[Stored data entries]

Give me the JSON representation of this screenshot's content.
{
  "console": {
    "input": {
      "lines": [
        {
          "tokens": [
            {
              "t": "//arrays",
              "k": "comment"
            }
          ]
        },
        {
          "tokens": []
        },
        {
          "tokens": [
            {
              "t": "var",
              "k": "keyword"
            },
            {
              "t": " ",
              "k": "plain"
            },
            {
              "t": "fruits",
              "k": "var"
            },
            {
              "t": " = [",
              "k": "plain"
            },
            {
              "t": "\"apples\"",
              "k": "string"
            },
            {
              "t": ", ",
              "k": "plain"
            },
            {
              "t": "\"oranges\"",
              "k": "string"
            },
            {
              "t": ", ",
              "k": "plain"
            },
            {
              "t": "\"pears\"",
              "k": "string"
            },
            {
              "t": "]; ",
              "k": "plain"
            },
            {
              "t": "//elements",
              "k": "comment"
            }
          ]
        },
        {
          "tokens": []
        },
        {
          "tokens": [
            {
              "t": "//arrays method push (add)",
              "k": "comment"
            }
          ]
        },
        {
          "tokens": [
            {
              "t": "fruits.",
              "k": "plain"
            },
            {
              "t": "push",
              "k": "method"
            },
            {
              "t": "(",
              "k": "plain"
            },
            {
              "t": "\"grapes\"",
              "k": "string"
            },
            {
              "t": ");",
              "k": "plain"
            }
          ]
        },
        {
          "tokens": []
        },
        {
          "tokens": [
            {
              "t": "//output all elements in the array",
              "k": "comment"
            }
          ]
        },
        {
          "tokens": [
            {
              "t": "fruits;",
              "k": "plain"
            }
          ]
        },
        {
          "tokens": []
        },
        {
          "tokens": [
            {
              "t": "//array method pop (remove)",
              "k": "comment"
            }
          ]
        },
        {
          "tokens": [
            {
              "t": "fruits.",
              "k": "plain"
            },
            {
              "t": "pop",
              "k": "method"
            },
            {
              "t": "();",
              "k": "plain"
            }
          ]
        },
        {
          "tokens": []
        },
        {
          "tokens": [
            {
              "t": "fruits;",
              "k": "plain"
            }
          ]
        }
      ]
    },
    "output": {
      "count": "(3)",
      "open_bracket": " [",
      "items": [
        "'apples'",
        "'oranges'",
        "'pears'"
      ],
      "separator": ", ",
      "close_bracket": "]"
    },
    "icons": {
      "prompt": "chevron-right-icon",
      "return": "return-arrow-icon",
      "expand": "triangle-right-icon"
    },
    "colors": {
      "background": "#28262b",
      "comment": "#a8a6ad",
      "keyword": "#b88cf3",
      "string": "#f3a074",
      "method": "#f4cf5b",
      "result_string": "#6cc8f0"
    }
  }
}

● Short exercise: Return every line of the preceding records in which the word "method" appears.

● Full solution:
              "t": "//arrays method push (add)",
              "k": "method"
              "t": "//array method pop (remove)",
              "k": "method"
      "method": "#f4cf5b",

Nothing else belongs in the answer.